**DATASET EXTRACT**.
>>>>>

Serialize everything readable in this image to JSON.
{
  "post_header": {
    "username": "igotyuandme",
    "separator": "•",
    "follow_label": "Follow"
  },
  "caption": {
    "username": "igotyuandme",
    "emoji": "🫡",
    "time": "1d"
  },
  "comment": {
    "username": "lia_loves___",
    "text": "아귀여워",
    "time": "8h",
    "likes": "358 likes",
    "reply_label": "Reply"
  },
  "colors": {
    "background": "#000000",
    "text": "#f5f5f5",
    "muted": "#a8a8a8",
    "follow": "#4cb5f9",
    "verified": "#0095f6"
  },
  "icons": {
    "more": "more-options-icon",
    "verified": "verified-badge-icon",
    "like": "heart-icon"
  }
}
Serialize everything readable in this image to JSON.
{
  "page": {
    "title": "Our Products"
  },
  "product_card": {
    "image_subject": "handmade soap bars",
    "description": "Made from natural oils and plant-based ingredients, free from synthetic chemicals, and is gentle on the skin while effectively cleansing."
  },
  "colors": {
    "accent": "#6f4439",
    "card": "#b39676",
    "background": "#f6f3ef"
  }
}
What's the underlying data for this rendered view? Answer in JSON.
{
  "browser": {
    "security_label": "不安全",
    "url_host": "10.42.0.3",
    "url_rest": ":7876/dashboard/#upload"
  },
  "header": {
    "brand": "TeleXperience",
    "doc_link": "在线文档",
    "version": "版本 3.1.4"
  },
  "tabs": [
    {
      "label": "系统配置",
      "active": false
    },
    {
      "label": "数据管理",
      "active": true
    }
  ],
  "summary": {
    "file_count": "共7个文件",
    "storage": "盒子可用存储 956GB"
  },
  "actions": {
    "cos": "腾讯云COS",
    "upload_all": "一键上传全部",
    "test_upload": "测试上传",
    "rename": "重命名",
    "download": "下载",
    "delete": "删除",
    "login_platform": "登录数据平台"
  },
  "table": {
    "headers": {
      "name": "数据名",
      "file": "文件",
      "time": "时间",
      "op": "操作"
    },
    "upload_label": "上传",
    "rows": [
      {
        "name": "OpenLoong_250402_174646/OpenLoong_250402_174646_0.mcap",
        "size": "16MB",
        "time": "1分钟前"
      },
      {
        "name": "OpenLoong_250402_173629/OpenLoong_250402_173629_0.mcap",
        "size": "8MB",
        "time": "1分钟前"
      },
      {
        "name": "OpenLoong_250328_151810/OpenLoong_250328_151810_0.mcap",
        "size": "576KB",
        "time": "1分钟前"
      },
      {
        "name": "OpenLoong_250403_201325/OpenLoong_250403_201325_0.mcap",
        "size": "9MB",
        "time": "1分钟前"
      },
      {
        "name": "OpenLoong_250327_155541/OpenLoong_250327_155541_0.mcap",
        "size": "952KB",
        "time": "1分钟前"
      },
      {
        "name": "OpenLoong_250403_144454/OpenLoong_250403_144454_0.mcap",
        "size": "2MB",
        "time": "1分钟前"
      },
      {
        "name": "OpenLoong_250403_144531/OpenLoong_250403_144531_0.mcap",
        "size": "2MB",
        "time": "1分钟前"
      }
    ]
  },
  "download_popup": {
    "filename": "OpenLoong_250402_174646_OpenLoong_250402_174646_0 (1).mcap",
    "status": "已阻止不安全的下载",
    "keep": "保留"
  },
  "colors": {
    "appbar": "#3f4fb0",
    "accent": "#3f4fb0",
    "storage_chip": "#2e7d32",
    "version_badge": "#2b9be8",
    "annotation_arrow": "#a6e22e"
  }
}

<<<<<

Set down all of the entries exactly, please.

Serialize everything readable in this image to JSON.
{
  "post_header": {
    "username": "igotyuandme",
    "separator": "•",
    "follow_label": "Follow"
  },
  "caption": {
    "username": "igotyuandme",
    "emoji": "🫡",
    "time": "1d"
  },
  "comment": {
    "username": "lia_loves___",
    "text": "아귀여워",
    "time": "8h",
    "likes": "358 likes",
    "reply_label": "Reply"
  },
  "colors": {
    "background": "#000000",
    "text": "#f5f5f5",
    "muted": "#a8a8a8",
    "follow": "#4cb5f9",
    "verified": "#0095f6"
  },
  "icons": {
    "more": "more-options-icon",
    "verified": "verified-badge-icon",
    "like": "heart-icon"
  }
}
Serialize everything readable in this image to JSON.
{
  "page": {
    "title": "Our Products"
  },
  "product_card": {
    "image_subject": "handmade soap bars",
    "description": "Made from natural oils and plant-based ingredients, free from synthetic chemicals, and is gentle on the skin while effectively cleansing."
  },
  "colors": {
    "accent": "#6f4439",
    "card": "#b39676",
    "background": "#f6f3ef"
  }
}
What's the underlying data for this rendered view? Answer in JSON.
{
  "browser": {
    "security_label": "不安全",
    "url_host": "10.42.0.3",
    "url_rest": ":7876/dashboard/#upload"
  },
  "header": {
    "brand": "TeleXperience",
    "doc_link": "在线文档",
    "version": "版本 3.1.4"
  },
  "tabs": [
    {
      "label": "系统配置",
      "active": false
    },
    {
      "label": "数据管理",
      "active": true
    }
  ],
  "summary": {
    "file_count": "共7个文件",
    "storage": "盒子可用存储 956GB"
  },
  "actions": {
    "cos": "腾讯云COS",
    "upload_all": "一键上传全部",
    "test_upload": "测试上传",
    "rename": "重命名",
    "download": "下载",
    "delete": "删除",
    "login_platform": "登录数据平台"
  },
  "table": {
    "headers": {
      "name": "数据名",
      "file": "文件",
      "time": "时间",
      "op": "操作"
    },
    "upload_label": "上传",
    "rows": [
      {
        "name": "OpenLoong_250402_174646/OpenLoong_250402_174646_0.mcap",
        "size": "16MB",
        "time": "1分钟前"
      },
      {
        "name": "OpenLoong_250402_173629/OpenLoong_250402_173629_0.mcap",
        "size": "8MB",
        "time": "1分钟前"
      },
      {
        "name": "OpenLoong_250328_151810/OpenLoong_250328_151810_0.mcap",
        "size": "576KB",
        "time": "1分钟前"
      },
      {
        "name": "OpenLoong_250403_201325/OpenLoong_250403_201325_0.mcap",
        "size": "9MB",
        "time": "1分钟前"
      },
      {
        "name": "OpenLoong_250327_155541/OpenLoong_250327_155541_0.mcap",
        "size": "952KB",
        "time": "1分钟前"
      },
      {
        "name": "OpenLoong_250403_144454/OpenLoong_250403_144454_0.mcap",
        "size": "2MB",
        "time": "1分钟前"
      },
      {
        "name": "OpenLoong_250403_144531/OpenLoong_250403_144531_0.mcap",
        "size": "2MB",
        "time": "1分钟前"
      }
    ]
  },
  "download_popup": {
    "filename": "OpenLoong_250402_174646_OpenLoong_250402_174646_0 (1).mcap",
    "status": "已阻止不安全的下载",
    "keep": "保留"
  },
  "colors": {
    "appbar": "#3f4fb0",
    "accent": "#3f4fb0",
    "storage_chip": "#2e7d32",
    "version_badge": "#2b9be8",
    "annotation_arrow": "#a6e22e"
  }
}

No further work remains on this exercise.